Material:
**********
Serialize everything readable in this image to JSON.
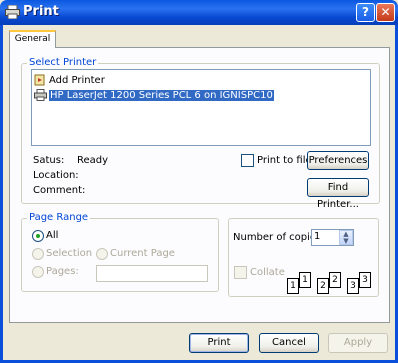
{
  "window": {
    "title": "Print"
  },
  "tabs": [
    {
      "label": "General"
    }
  ],
  "select_printer": {
    "label": "Select Printer",
    "printers": [
      {
        "name": "Add Printer",
        "icon": "add-printer-icon",
        "selected": false
      },
      {
        "name": "HP LaserJet 1200 Series PCL 6 on IGNISPC10",
        "icon": "printer-icon",
        "selected": true
      }
    ],
    "status_label": "Satus:",
    "status_value": "Ready",
    "location_label": "Location:",
    "location_value": "",
    "comment_label": "Comment:",
    "comment_value": "",
    "print_to_file_label": "Print to file",
    "print_to_file_checked": false,
    "preferences_label": "Preferences",
    "find_printer_label": "Find Printer..."
  },
  "page_range": {
    "label": "Page Range",
    "all_label": "All",
    "selection_label": "Selection",
    "current_page_label": "Current Page",
    "pages_label": "Pages:",
    "pages_value": "",
    "selected": "all"
  },
  "copies": {
    "label": "Number of copies:",
    "value": "1",
    "collate_label": "Collate",
    "collate_checked": false,
    "collate_pages": [
      "1",
      "1",
      "2",
      "2",
      "3",
      "3"
    ]
  },
  "buttons": {
    "print": "Print",
    "cancel": "Cancel",
    "apply": "Apply"
  },
  "colors": {
    "titlebar": "#0a58e0",
    "group_label": "#0046d5",
    "selection": "#316ac5",
    "face": "#ece9d8"
  }
}
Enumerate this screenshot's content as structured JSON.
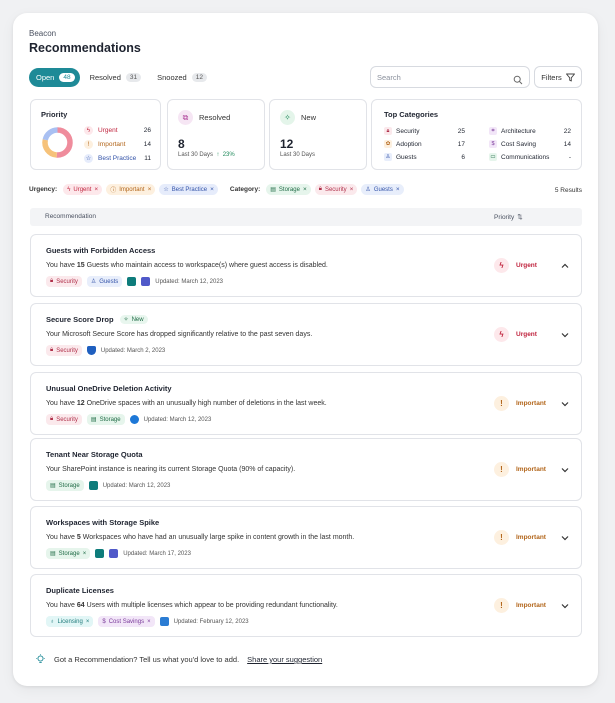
{
  "app": {
    "name": "Beacon",
    "title": "Recommendations"
  },
  "tabs": [
    {
      "label": "Open",
      "count": "48"
    },
    {
      "label": "Resolved",
      "count": "31"
    },
    {
      "label": "Snoozed",
      "count": "12"
    }
  ],
  "search": {
    "placeholder": "Search"
  },
  "filters_label": "Filters",
  "priority_box": {
    "title": "Priority",
    "items": [
      {
        "label": "Urgent",
        "count": "26"
      },
      {
        "label": "Important",
        "count": "14"
      },
      {
        "label": "Best Practice",
        "count": "11"
      }
    ],
    "donut": [
      26,
      14,
      11
    ]
  },
  "resolved_box": {
    "label": "Resolved",
    "value": "8",
    "sub": "Last 30 Days",
    "delta": "23%"
  },
  "new_box": {
    "label": "New",
    "value": "12",
    "sub": "Last 30 Days"
  },
  "categories_box": {
    "title": "Top Categories",
    "items": [
      {
        "label": "Security",
        "count": "25"
      },
      {
        "label": "Adoption",
        "count": "17"
      },
      {
        "label": "Guests",
        "count": "6"
      },
      {
        "label": "Architecture",
        "count": "22"
      },
      {
        "label": "Cost Saving",
        "count": "14"
      },
      {
        "label": "Communications",
        "count": "-"
      }
    ]
  },
  "filter_row": {
    "urgency_label": "Urgency:",
    "urgency": [
      "Urgent",
      "Important",
      "Best Practice"
    ],
    "category_label": "Category:",
    "category": [
      "Storage",
      "Security",
      "Guests"
    ],
    "results": "5 Results"
  },
  "table": {
    "col1": "Recommendation",
    "col2": "Priority"
  },
  "recs": [
    {
      "title": "Guests with Forbidden Access",
      "desc_pre": "You have ",
      "desc_num": "15",
      "desc_post": " Guests who maintain access to workspace(s) where guest access is disabled.",
      "tags": [
        "Security",
        "Guests"
      ],
      "updated": "Updated: March 12, 2023",
      "priority": "Urgent"
    },
    {
      "title": "Secure Score Drop",
      "badge": "New",
      "desc": "Your Microsoft Secure Score has dropped significantly relative to the past seven days.",
      "tags": [
        "Security"
      ],
      "updated": "Updated: March 2, 2023",
      "priority": "Urgent"
    },
    {
      "title": "Unusual OneDrive Deletion Activity",
      "desc_pre": "You have ",
      "desc_num": "12",
      "desc_post": " OneDrive spaces with an unusually high number of deletions in the last week.",
      "tags": [
        "Security",
        "Storage"
      ],
      "updated": "Updated: March 12, 2023",
      "priority": "Important"
    },
    {
      "title": "Tenant Near Storage Quota",
      "desc": "Your SharePoint instance is nearing its current Storage Quota (90% of capacity).",
      "tags": [
        "Storage"
      ],
      "updated": "Updated: March 12, 2023",
      "priority": "Important"
    },
    {
      "title": "Workspaces with Storage Spike",
      "desc_pre": "You have ",
      "desc_num": "5",
      "desc_post": " Workspaces who have had an unusually large spike in content growth in the last month.",
      "tags": [
        "Storage"
      ],
      "updated": "Updated: March 17, 2023",
      "priority": "Important"
    },
    {
      "title": "Duplicate Licenses",
      "desc_pre": "You have ",
      "desc_num": "64",
      "desc_post": " Users with multiple licenses which appear to be providing redundant functionality.",
      "tags": [
        "Licensing",
        "Cost Savings"
      ],
      "updated": "Updated: February 12, 2023",
      "priority": "Important"
    }
  ],
  "footer": {
    "text": "Got a Recommendation? Tell us what you'd love to add.",
    "link": "Share your suggestion"
  },
  "colors": {
    "accent": "#1e8a97",
    "urgent": "#c0243e",
    "important": "#b2651a",
    "best_practice": "#3252a8"
  }
}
**********
Work required:
Gather from the data above every line with the string "Quota".

Answer to this exercise:
      "title": "Tenant Near Storage Quota",
      "desc": "Your SharePoint instance is nearing its current Storage Quota (90% of capacity).",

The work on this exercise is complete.